## TASK ITEM
Reproduce the portion of the market summary between "- European stocks" and "easing over the weekend.", inclusive, keeping every word and punctuation mark unchanged.
Top of READING PASSAGE
- European stocks rose sharply after reports showed a drop in new coronavirus cases and deaths in several hot spots in Europe over the weekend.
- US stocks: After moving sharply higher early in the session, stocks saw further upside over the course of the trading day. With the rally on the day, the major averages more than offset the steep losses posted last week.
- Asian stocks rose broadly after the reported death tolls in some of the world’s coronavirus hot spots showed signs of easing over the weekend.
- Investors will continue to assess the impact of Covid-19 on the global economy, while the FOMC meeting minutes will also dominate the news. In addition, major oil producers are expected to agree on a crude output cut to stabilize the market, and the Eurogroup is set to unveil a coordinated fiscal response to the coronavirus crisis. Elsewhere, the RBA and the BoK will be deciding on interest rates, while important releases include the US inflation and consumer sentiment; UK monthly GDP; Germany factory orders; China inflation data; Japan machinery orders and consumer morale; and Australia foreign trade.
Bottom of READING PASSAGE
Top of SOURCE DATA
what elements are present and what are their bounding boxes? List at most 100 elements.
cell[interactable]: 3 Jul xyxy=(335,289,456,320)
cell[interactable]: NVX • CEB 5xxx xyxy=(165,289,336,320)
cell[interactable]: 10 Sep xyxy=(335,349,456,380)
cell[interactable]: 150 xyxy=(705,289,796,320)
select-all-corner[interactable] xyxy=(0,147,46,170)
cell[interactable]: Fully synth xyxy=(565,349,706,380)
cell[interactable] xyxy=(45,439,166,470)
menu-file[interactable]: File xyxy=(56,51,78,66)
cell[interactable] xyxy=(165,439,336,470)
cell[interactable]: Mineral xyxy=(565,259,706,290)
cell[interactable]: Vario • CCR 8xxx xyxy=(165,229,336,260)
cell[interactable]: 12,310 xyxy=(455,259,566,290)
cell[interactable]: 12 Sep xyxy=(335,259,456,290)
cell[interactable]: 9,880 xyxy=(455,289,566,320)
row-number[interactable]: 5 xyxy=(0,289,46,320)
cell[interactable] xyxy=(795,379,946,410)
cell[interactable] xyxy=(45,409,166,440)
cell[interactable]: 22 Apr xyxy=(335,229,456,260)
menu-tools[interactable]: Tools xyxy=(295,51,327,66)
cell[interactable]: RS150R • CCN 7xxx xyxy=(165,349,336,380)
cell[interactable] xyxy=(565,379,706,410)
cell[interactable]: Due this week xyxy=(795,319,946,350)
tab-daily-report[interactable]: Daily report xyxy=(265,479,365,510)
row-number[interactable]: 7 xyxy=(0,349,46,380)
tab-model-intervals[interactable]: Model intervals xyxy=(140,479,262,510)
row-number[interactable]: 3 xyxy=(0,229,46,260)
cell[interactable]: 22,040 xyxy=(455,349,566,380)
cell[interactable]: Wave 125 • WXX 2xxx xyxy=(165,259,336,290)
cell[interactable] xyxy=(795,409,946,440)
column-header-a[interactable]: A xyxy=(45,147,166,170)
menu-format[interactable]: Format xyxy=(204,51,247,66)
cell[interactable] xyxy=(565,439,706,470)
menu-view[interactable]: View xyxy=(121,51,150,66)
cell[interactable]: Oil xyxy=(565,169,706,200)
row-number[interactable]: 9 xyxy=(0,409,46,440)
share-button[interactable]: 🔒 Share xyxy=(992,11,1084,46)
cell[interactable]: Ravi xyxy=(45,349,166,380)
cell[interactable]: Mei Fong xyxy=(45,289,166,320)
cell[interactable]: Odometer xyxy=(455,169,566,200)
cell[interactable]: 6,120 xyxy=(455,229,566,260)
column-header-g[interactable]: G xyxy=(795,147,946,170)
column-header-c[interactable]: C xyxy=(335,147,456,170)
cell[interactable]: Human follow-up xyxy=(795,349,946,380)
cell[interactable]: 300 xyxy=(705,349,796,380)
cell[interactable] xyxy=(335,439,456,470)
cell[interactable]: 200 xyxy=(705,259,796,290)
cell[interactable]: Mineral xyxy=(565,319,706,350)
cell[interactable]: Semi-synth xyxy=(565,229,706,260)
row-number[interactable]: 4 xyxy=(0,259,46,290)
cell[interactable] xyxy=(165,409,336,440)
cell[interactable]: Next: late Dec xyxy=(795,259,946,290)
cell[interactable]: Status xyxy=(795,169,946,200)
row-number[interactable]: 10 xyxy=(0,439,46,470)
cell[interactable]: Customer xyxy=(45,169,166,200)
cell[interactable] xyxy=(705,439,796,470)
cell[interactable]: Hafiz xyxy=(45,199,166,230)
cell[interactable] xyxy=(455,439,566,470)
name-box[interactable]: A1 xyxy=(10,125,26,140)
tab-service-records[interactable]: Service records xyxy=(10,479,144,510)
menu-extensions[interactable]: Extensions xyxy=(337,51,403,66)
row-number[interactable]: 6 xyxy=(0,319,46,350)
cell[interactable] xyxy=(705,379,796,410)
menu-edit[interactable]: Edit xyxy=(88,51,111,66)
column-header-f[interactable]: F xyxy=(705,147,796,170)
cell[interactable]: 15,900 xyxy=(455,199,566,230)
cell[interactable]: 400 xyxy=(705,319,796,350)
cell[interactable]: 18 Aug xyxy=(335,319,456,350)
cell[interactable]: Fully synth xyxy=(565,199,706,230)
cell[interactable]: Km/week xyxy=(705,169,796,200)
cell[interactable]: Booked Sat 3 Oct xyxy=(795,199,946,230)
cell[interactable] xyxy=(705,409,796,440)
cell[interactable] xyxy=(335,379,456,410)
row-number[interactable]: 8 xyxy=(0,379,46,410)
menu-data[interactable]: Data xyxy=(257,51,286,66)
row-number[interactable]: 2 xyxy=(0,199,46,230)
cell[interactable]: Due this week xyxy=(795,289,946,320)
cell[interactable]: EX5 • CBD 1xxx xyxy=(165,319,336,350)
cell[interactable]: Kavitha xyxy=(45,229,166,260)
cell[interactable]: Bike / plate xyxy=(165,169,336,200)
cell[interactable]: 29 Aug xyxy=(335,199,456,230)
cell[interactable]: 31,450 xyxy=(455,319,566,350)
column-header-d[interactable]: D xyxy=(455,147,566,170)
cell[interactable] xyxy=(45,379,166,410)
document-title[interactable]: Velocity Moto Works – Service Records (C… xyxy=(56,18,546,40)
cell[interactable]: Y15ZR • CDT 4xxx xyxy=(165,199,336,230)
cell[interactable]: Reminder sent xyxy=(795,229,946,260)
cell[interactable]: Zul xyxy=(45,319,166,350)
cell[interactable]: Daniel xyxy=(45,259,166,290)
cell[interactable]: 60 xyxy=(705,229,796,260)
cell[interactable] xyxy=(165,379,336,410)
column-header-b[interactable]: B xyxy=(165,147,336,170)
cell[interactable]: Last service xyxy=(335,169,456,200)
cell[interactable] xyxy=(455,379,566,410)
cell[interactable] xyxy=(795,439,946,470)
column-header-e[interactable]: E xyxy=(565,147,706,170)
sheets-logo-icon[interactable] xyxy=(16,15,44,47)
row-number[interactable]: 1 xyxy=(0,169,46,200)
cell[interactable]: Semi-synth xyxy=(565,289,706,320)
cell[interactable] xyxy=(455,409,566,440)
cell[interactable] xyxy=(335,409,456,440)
Bottom of SOURCE DATA
## COMPLETED TASK
- European stocks rose sharply after reports showed a drop in new coronavirus cases and deaths in several hot spots in Europe over the weekend.
- US stocks: After moving sharply higher early in the session, stocks saw further upside over the course of the trading day. With the rally on the day, the major averages more than offset the steep losses posted last week.
- Asian stocks rose broadly after the reported death tolls in some of the world’s coronavirus hot spots showed signs of easing over the weekend.